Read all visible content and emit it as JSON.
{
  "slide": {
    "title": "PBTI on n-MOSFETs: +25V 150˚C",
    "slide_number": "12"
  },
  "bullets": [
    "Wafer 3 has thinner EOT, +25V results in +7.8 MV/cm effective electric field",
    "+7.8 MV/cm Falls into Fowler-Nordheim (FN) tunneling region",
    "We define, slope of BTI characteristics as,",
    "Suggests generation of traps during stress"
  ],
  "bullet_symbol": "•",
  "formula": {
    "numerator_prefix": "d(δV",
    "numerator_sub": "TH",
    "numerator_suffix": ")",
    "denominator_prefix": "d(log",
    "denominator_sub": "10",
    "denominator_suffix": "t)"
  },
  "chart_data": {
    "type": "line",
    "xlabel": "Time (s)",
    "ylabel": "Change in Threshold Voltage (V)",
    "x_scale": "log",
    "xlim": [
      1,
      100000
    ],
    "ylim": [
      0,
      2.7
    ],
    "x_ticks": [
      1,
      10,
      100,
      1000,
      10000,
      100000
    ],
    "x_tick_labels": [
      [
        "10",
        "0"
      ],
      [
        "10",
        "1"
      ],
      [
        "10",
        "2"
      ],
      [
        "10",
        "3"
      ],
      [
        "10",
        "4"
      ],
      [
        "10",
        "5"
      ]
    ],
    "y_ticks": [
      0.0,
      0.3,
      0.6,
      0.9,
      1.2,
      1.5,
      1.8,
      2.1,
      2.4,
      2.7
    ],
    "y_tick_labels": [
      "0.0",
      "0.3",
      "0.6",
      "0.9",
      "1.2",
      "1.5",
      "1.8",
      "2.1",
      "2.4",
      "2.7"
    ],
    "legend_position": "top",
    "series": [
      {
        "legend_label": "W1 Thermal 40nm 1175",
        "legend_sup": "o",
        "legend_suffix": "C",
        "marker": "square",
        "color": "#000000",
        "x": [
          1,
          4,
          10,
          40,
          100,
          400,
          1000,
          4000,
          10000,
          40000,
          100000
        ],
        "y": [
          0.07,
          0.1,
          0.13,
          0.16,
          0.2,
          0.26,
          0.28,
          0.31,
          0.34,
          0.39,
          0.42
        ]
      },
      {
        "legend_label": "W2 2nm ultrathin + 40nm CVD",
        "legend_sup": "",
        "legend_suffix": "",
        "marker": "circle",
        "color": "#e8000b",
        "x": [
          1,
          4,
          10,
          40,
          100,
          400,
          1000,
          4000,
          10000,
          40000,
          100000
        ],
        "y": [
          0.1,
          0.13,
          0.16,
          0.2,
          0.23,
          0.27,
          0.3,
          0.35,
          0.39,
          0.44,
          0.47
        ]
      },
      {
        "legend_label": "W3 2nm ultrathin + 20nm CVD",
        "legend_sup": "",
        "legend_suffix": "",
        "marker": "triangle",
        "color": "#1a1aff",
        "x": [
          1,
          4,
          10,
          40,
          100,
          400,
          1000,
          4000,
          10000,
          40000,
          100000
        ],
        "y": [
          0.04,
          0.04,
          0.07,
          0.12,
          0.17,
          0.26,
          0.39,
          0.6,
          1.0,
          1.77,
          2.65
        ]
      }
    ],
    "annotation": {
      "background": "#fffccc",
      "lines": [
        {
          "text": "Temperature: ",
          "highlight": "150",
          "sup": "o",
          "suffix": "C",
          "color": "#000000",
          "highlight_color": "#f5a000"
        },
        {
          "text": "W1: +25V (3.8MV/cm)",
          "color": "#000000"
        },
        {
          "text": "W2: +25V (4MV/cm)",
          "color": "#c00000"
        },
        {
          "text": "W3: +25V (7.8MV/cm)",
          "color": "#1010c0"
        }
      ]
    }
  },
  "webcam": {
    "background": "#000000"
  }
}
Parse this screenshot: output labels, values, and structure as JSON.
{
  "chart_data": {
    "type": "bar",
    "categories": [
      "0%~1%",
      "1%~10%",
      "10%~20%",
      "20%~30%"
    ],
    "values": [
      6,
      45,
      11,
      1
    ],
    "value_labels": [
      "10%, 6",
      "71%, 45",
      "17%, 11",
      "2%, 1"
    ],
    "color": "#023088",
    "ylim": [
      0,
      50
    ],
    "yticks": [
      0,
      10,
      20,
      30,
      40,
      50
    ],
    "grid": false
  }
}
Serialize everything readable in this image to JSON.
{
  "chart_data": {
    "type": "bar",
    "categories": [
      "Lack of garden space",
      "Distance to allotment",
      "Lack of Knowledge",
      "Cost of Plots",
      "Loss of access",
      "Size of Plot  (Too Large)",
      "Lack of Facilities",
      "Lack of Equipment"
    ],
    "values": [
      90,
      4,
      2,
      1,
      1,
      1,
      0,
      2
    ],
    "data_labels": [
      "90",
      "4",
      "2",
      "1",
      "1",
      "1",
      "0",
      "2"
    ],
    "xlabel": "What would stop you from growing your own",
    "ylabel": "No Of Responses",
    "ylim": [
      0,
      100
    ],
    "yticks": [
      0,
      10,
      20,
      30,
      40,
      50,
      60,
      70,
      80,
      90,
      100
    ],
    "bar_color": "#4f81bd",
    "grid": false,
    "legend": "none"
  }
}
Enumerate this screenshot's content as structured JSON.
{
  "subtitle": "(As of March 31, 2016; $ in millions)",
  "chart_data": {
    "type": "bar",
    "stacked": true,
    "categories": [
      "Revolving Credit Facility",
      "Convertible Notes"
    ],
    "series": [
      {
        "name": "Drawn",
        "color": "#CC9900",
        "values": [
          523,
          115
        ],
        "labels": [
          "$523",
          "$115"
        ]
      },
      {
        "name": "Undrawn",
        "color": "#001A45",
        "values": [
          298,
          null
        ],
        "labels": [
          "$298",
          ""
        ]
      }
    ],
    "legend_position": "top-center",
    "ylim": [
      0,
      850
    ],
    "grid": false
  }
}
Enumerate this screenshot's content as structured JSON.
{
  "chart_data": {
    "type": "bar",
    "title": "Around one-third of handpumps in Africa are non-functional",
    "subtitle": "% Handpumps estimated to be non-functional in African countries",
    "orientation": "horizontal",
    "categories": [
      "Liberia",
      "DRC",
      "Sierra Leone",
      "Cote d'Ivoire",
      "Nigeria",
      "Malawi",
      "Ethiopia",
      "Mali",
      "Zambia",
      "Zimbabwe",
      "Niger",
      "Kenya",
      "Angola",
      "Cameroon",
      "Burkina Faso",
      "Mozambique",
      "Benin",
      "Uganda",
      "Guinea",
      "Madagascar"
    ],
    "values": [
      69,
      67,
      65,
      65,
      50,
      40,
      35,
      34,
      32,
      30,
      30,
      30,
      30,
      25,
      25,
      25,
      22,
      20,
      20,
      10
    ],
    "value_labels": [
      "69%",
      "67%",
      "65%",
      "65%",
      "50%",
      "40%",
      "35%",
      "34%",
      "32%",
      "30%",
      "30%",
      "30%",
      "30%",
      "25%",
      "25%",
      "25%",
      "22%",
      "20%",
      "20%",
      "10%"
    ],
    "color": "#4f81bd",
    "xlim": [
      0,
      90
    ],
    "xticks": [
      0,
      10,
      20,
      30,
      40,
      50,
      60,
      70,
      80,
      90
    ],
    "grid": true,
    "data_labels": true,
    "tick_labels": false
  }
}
* * *
▶ _WORK TO COMPLETE_: In the entries above, find lines with "background" and copy each.

▶ _FULL SOLUTION_:
      "background": "#fffccc",
    "background": "#000000"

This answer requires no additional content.